■ What is asked ■
Sift the material for lines containing "shortcut", and return them.

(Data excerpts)
+ + + +

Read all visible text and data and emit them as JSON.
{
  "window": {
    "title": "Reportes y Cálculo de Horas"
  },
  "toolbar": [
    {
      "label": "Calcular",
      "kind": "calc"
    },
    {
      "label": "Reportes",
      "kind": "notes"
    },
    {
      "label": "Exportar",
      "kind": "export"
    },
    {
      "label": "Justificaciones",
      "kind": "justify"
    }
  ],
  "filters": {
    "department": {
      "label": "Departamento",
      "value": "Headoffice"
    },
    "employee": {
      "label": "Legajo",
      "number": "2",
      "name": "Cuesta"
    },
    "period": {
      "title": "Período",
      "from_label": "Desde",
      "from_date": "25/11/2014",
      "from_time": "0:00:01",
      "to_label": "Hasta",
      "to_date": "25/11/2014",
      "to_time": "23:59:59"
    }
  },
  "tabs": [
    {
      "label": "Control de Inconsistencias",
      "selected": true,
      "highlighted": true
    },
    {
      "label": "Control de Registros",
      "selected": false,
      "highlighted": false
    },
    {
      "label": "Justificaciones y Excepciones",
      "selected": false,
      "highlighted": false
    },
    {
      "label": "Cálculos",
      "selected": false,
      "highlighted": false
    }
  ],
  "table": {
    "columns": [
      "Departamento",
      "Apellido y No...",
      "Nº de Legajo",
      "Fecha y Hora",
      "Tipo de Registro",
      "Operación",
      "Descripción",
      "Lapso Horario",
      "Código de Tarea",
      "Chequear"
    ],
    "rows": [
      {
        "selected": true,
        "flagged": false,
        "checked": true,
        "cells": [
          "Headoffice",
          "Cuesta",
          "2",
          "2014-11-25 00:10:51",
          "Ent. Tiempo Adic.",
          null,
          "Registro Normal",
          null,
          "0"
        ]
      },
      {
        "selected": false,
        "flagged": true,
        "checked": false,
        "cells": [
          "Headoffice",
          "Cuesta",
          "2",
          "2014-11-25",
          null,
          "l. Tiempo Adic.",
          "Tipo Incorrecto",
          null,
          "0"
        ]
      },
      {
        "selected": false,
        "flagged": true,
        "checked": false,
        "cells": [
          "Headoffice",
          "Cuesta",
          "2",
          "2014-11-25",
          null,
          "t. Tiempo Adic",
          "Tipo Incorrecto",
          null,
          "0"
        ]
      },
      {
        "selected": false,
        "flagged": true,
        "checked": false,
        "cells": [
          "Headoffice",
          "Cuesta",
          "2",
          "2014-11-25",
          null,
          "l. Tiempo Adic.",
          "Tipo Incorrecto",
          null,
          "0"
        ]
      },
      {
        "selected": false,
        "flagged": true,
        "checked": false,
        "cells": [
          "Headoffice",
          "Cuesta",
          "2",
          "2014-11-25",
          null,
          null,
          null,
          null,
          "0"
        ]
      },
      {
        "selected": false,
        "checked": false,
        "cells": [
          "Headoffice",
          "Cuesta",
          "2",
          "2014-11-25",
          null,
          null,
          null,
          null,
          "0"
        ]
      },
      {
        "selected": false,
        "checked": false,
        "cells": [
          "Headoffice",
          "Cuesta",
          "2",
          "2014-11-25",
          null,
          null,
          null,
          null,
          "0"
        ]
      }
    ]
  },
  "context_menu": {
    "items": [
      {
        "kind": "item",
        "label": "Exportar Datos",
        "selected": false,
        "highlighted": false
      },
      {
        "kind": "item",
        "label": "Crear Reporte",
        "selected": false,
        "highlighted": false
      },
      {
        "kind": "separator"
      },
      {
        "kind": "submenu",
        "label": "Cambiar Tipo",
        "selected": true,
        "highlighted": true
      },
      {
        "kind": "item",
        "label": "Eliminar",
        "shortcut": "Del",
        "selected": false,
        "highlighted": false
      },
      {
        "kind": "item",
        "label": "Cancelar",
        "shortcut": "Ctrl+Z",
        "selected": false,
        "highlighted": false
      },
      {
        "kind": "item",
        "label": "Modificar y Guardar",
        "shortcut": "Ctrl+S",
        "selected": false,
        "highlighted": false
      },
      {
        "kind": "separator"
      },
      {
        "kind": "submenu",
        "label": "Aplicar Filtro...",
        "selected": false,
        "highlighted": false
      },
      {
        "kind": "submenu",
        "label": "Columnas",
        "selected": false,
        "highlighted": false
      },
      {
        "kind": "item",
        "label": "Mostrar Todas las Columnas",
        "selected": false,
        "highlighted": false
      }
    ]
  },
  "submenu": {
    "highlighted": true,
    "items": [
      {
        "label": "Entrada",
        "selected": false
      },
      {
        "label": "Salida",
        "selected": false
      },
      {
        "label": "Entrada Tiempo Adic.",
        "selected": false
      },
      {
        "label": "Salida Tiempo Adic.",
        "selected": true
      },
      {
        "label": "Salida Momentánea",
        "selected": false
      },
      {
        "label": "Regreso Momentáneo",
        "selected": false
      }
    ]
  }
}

+ + + +

■ Result ■
        "shortcut": "Del",
        "shortcut": "Ctrl+Z",
        "shortcut": "Ctrl+S",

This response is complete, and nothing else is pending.